**Problem:**
Extract every line of the material that holds the string "Investing".

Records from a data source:

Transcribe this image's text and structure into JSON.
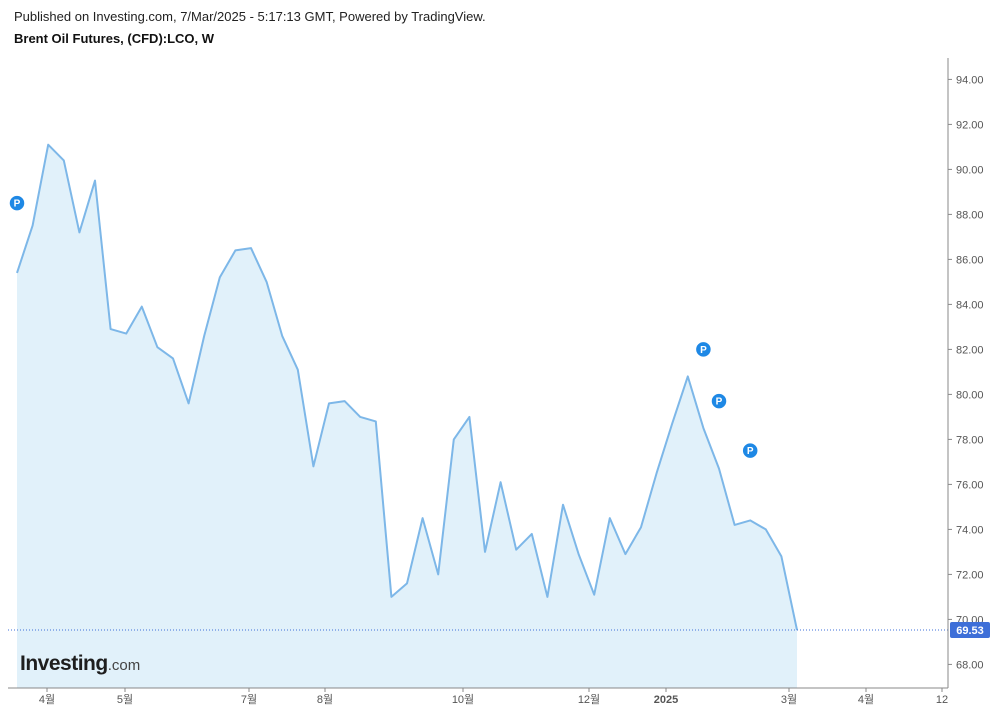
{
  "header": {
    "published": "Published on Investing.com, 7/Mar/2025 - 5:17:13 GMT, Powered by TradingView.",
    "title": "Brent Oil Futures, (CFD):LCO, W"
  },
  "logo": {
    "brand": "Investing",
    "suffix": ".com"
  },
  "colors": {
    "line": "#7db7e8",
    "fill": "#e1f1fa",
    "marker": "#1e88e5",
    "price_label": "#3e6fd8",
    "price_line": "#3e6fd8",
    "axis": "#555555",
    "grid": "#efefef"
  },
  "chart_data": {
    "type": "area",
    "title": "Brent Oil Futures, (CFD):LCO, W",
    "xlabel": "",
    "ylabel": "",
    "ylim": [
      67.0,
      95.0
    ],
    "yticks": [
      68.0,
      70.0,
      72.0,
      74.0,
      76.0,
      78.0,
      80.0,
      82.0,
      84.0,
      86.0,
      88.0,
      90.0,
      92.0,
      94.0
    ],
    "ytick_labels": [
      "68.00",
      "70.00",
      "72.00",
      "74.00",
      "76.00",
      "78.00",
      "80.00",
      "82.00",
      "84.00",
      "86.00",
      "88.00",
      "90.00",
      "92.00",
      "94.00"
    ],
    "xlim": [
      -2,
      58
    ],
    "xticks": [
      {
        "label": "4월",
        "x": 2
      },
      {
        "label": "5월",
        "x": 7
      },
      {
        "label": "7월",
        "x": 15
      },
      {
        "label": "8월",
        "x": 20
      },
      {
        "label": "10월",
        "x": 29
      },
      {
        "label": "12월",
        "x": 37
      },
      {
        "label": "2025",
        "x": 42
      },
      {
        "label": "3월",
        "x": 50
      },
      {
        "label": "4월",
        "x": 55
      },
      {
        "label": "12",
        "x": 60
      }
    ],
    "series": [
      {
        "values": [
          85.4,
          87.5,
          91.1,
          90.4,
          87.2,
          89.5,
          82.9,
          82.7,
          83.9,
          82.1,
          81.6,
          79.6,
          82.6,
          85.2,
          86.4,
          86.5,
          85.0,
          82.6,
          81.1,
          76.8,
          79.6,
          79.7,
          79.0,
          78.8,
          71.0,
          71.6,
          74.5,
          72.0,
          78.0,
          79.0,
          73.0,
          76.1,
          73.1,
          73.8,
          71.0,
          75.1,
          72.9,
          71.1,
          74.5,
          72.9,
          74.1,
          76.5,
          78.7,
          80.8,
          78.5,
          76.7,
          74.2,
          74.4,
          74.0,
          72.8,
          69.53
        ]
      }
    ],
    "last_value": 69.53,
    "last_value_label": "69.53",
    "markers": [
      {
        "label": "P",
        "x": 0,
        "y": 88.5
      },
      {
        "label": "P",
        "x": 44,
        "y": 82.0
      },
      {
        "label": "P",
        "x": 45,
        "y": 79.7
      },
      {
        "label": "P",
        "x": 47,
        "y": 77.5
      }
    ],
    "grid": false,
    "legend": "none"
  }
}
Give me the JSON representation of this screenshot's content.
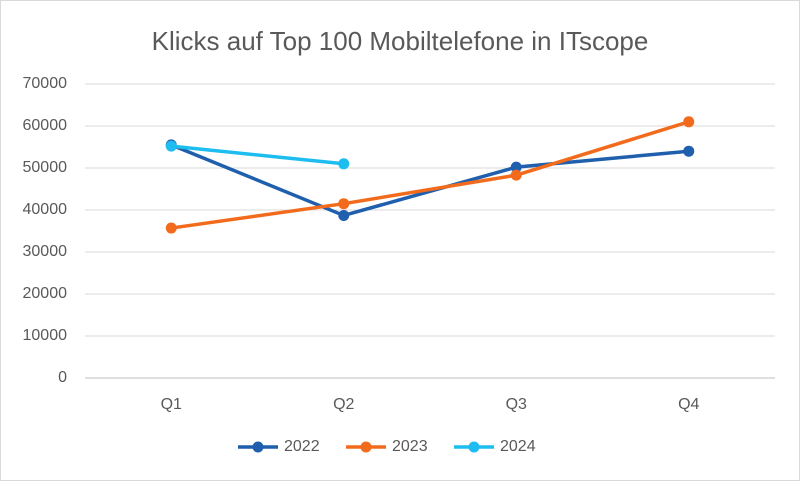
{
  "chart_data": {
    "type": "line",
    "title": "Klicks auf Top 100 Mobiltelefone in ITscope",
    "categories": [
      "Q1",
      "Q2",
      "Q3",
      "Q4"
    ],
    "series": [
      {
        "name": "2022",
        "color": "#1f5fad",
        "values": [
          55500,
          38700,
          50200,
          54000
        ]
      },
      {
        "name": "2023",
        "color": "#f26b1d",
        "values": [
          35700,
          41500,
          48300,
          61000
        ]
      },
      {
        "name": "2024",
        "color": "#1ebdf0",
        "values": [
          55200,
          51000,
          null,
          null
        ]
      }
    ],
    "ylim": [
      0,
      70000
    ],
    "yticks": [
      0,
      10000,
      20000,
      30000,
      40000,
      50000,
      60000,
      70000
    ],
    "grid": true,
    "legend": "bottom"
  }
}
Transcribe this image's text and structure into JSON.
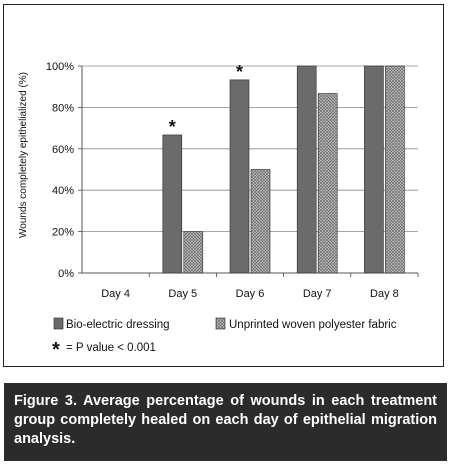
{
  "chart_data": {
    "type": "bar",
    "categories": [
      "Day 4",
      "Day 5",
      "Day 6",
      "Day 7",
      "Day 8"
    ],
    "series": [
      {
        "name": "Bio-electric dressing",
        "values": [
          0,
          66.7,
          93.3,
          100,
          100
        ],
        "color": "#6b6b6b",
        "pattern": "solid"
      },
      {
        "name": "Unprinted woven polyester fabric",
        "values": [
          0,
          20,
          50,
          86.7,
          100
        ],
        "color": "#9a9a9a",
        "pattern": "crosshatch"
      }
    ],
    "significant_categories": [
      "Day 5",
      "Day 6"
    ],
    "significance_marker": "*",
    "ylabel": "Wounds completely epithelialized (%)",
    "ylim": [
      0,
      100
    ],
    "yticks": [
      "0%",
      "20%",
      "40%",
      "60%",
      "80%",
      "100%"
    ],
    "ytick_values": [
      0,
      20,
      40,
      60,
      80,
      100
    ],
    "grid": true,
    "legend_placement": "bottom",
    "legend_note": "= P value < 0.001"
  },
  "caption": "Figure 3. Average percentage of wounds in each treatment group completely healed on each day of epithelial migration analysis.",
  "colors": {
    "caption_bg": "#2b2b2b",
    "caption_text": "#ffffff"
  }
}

**Full output:**
    "published": "Published on Investing.com, 7/Mar/2025 - 5:17:13 GMT, Powered by TradingView.",
    "brand": "Investing",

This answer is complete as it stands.